• [Written request] Reproduce the entries exactly.

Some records
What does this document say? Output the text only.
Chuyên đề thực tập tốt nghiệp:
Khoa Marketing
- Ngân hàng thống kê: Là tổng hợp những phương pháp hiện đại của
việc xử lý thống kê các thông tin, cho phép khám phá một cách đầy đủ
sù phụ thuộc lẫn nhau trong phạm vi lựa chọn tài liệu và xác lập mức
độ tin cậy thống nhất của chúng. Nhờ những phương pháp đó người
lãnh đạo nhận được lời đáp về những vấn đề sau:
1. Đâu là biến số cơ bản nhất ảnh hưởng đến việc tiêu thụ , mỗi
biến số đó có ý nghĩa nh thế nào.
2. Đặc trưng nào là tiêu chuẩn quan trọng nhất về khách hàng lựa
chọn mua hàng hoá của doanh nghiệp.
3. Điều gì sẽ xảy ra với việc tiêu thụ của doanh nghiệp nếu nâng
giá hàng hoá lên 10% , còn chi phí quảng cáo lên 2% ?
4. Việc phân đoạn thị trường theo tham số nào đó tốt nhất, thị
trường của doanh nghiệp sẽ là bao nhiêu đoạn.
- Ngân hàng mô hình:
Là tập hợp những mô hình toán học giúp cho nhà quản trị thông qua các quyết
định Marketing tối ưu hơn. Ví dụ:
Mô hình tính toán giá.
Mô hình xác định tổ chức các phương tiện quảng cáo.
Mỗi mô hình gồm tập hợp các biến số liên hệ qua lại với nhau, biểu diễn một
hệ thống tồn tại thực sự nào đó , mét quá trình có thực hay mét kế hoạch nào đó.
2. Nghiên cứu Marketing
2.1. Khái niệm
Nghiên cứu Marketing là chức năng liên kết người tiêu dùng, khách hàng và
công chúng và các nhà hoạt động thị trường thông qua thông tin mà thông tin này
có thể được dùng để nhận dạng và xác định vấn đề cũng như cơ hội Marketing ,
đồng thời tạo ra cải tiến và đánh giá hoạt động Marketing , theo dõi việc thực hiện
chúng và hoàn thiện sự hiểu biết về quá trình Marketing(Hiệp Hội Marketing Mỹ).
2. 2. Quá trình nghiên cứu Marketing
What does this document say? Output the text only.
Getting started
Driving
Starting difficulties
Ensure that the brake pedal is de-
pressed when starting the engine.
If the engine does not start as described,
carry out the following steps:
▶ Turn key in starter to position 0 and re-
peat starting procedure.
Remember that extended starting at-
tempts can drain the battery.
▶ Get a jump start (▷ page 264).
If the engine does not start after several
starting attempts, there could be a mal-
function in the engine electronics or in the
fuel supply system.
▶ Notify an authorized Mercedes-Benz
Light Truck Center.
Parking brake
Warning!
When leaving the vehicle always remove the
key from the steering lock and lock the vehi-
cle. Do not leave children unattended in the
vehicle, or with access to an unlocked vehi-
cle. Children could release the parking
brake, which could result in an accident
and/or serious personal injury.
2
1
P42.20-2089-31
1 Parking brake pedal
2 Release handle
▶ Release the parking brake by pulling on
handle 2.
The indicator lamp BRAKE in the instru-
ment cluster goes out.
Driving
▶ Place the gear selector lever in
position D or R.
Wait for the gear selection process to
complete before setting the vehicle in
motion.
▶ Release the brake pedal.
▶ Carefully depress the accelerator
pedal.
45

• [Expected output]
What does this document say? Output the text only.
Chuyên đề thực tập tốt nghiệp:
Khoa Marketing
- Ngân hàng thống kê: Là tổng hợp những phương pháp hiện đại của
việc xử lý thống kê các thông tin, cho phép khám phá một cách đầy đủ
sù phụ thuộc lẫn nhau trong phạm vi lựa chọn tài liệu và xác lập mức
độ tin cậy thống nhất của chúng. Nhờ những phương pháp đó người
lãnh đạo nhận được lời đáp về những vấn đề sau:
1. Đâu là biến số cơ bản nhất ảnh hưởng đến việc tiêu thụ , mỗi
biến số đó có ý nghĩa nh thế nào.
2. Đặc trưng nào là tiêu chuẩn quan trọng nhất về khách hàng lựa
chọn mua hàng hoá của doanh nghiệp.
3. Điều gì sẽ xảy ra với việc tiêu thụ của doanh nghiệp nếu nâng
giá hàng hoá lên 10% , còn chi phí quảng cáo lên 2% ?
4. Việc phân đoạn thị trường theo tham số nào đó tốt nhất, thị
trường của doanh nghiệp sẽ là bao nhiêu đoạn.
- Ngân hàng mô hình:
Là tập hợp những mô hình toán học giúp cho nhà quản trị thông qua các quyết
định Marketing tối ưu hơn. Ví dụ:
Mô hình tính toán giá.
Mô hình xác định tổ chức các phương tiện quảng cáo.
Mỗi mô hình gồm tập hợp các biến số liên hệ qua lại với nhau, biểu diễn một
hệ thống tồn tại thực sự nào đó , mét quá trình có thực hay mét kế hoạch nào đó.
2. Nghiên cứu Marketing
2.1. Khái niệm
Nghiên cứu Marketing là chức năng liên kết người tiêu dùng, khách hàng và
công chúng và các nhà hoạt động thị trường thông qua thông tin mà thông tin này
có thể được dùng để nhận dạng và xác định vấn đề cũng như cơ hội Marketing ,
đồng thời tạo ra cải tiến và đánh giá hoạt động Marketing , theo dõi việc thực hiện
chúng và hoàn thiện sự hiểu biết về quá trình Marketing(Hiệp Hội Marketing Mỹ).
2. 2. Quá trình nghiên cứu Marketing
What does this document say? Output the text only.
Getting started
Driving
Starting difficulties
Ensure that the brake pedal is de-
pressed when starting the engine.
If the engine does not start as described,
carry out the following steps:
▶ Turn key in starter to position 0 and re-
peat starting procedure.
Remember that extended starting at-
tempts can drain the battery.
▶ Get a jump start (▷ page 264).
If the engine does not start after several
starting attempts, there could be a mal-
function in the engine electronics or in the
fuel supply system.
▶ Notify an authorized Mercedes-Benz
Light Truck Center.
Parking brake
Warning!
When leaving the vehicle always remove the
key from the steering lock and lock the vehi-
cle. Do not leave children unattended in the
vehicle, or with access to an unlocked vehi-
cle. Children could release the parking
brake, which could result in an accident
and/or serious personal injury.
2
1
P42.20-2089-31
1 Parking brake pedal
2 Release handle
▶ Release the parking brake by pulling on
handle 2.
The indicator lamp BRAKE in the instru-
ment cluster goes out.
Driving
▶ Place the gear selector lever in
position D or R.
Wait for the gear selection process to
complete before setting the vehicle in
motion.
▶ Release the brake pedal.
▶ Carefully depress the accelerator
pedal.
45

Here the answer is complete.